§ **Written problem**: Reproduce the records exactly.

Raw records
================

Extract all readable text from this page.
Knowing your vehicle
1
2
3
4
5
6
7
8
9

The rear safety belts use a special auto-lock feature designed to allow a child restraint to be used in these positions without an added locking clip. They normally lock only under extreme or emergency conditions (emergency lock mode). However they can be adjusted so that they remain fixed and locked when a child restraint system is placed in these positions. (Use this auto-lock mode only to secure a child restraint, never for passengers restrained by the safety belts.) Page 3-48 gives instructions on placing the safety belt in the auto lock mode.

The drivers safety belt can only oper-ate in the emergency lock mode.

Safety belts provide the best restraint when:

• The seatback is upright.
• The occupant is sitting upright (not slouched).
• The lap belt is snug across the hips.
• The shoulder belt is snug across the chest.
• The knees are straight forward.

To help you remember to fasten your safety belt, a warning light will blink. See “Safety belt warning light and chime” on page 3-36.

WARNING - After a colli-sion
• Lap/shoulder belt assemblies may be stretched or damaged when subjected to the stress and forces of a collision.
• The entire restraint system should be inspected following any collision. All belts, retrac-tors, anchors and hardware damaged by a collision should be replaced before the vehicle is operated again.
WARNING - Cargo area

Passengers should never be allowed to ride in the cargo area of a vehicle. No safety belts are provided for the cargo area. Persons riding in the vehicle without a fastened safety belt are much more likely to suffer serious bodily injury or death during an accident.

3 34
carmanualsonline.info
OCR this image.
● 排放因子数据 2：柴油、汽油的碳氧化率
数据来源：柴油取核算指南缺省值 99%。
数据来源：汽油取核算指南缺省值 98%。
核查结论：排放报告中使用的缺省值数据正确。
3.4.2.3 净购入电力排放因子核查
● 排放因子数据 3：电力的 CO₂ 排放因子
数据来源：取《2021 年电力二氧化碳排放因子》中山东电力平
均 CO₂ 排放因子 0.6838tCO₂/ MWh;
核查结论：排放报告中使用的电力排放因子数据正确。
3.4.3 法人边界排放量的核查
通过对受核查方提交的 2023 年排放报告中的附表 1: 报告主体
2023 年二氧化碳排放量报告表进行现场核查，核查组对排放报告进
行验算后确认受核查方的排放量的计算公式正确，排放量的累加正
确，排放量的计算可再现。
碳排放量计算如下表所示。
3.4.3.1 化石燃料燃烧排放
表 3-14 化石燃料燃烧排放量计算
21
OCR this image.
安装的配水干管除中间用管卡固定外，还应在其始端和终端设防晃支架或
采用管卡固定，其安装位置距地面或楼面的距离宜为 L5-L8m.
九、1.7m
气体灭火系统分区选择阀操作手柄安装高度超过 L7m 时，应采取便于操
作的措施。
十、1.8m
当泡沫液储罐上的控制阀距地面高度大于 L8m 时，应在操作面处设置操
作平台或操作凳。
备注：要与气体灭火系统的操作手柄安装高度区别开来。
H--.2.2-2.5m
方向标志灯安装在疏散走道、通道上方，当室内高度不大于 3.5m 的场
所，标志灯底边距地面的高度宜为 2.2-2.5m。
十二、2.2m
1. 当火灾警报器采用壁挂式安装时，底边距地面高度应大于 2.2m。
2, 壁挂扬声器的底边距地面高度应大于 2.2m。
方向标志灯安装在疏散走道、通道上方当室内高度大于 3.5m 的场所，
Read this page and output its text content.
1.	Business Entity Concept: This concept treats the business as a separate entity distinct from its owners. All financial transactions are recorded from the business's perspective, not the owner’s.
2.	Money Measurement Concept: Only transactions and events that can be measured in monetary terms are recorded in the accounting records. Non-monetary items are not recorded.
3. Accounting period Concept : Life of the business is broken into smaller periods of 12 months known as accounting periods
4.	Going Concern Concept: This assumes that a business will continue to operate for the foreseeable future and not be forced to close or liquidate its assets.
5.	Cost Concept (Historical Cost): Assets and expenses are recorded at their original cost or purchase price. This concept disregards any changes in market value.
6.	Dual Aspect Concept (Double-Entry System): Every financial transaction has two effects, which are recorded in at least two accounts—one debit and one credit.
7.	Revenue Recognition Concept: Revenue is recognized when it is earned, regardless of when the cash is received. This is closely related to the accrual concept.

================

§ **The answer**:
Extract all readable text from this page.
Knowing your vehicle
1
2
3
4
5
6
7
8
9

The rear safety belts use a special auto-lock feature designed to allow a child restraint to be used in these positions without an added locking clip. They normally lock only under extreme or emergency conditions (emergency lock mode). However they can be adjusted so that they remain fixed and locked when a child restraint system is placed in these positions. (Use this auto-lock mode only to secure a child restraint, never for passengers restrained by the safety belts.) Page 3-48 gives instructions on placing the safety belt in the auto lock mode.

The drivers safety belt can only oper-ate in the emergency lock mode.

Safety belts provide the best restraint when:

• The seatback is upright.
• The occupant is sitting upright (not slouched).
• The lap belt is snug across the hips.
• The shoulder belt is snug across the chest.
• The knees are straight forward.

To help you remember to fasten your safety belt, a warning light will blink. See “Safety belt warning light and chime” on page 3-36.

WARNING - After a colli-sion
• Lap/shoulder belt assemblies may be stretched or damaged when subjected to the stress and forces of a collision.
• The entire restraint system should be inspected following any collision. All belts, retrac-tors, anchors and hardware damaged by a collision should be replaced before the vehicle is operated again.
WARNING - Cargo area

Passengers should never be allowed to ride in the cargo area of a vehicle. No safety belts are provided for the cargo area. Persons riding in the vehicle without a fastened safety belt are much more likely to suffer serious bodily injury or death during an accident.

3 34
carmanualsonline.info
OCR this image.
● 排放因子数据 2：柴油、汽油的碳氧化率
数据来源：柴油取核算指南缺省值 99%。
数据来源：汽油取核算指南缺省值 98%。
核查结论：排放报告中使用的缺省值数据正确。
3.4.2.3 净购入电力排放因子核查
● 排放因子数据 3：电力的 CO₂ 排放因子
数据来源：取《2021 年电力二氧化碳排放因子》中山东电力平
均 CO₂ 排放因子 0.6838tCO₂/ MWh;
核查结论：排放报告中使用的电力排放因子数据正确。
3.4.3 法人边界排放量的核查
通过对受核查方提交的 2023 年排放报告中的附表 1: 报告主体
2023 年二氧化碳排放量报告表进行现场核查，核查组对排放报告进
行验算后确认受核查方的排放量的计算公式正确，排放量的累加正
确，排放量的计算可再现。
碳排放量计算如下表所示。
3.4.3.1 化石燃料燃烧排放
表 3-14 化石燃料燃烧排放量计算
21
OCR this image.
安装的配水干管除中间用管卡固定外，还应在其始端和终端设防晃支架或
采用管卡固定，其安装位置距地面或楼面的距离宜为 L5-L8m.
九、1.7m
气体灭火系统分区选择阀操作手柄安装高度超过 L7m 时，应采取便于操
作的措施。
十、1.8m
当泡沫液储罐上的控制阀距地面高度大于 L8m 时，应在操作面处设置操
作平台或操作凳。
备注：要与气体灭火系统的操作手柄安装高度区别开来。
H--.2.2-2.5m
方向标志灯安装在疏散走道、通道上方，当室内高度不大于 3.5m 的场
所，标志灯底边距地面的高度宜为 2.2-2.5m。
十二、2.2m
1. 当火灾警报器采用壁挂式安装时，底边距地面高度应大于 2.2m。
2, 壁挂扬声器的底边距地面高度应大于 2.2m。
方向标志灯安装在疏散走道、通道上方当室内高度大于 3.5m 的场所，
Read this page and output its text content.
1.	Business Entity Concept: This concept treats the business as a separate entity distinct from its owners. All financial transactions are recorded from the business's perspective, not the owner’s.
2.	Money Measurement Concept: Only transactions and events that can be measured in monetary terms are recorded in the accounting records. Non-monetary items are not recorded.
3. Accounting period Concept : Life of the business is broken into smaller periods of 12 months known as accounting periods
4.	Going Concern Concept: This assumes that a business will continue to operate for the foreseeable future and not be forced to close or liquidate its assets.
5.	Cost Concept (Historical Cost): Assets and expenses are recorded at their original cost or purchase price. This concept disregards any changes in market value.
6.	Dual Aspect Concept (Double-Entry System): Every financial transaction has two effects, which are recorded in at least two accounts—one debit and one credit.
7.	Revenue Recognition Concept: Revenue is recognized when it is earned, regardless of when the cash is received. This is closely related to the accrual concept.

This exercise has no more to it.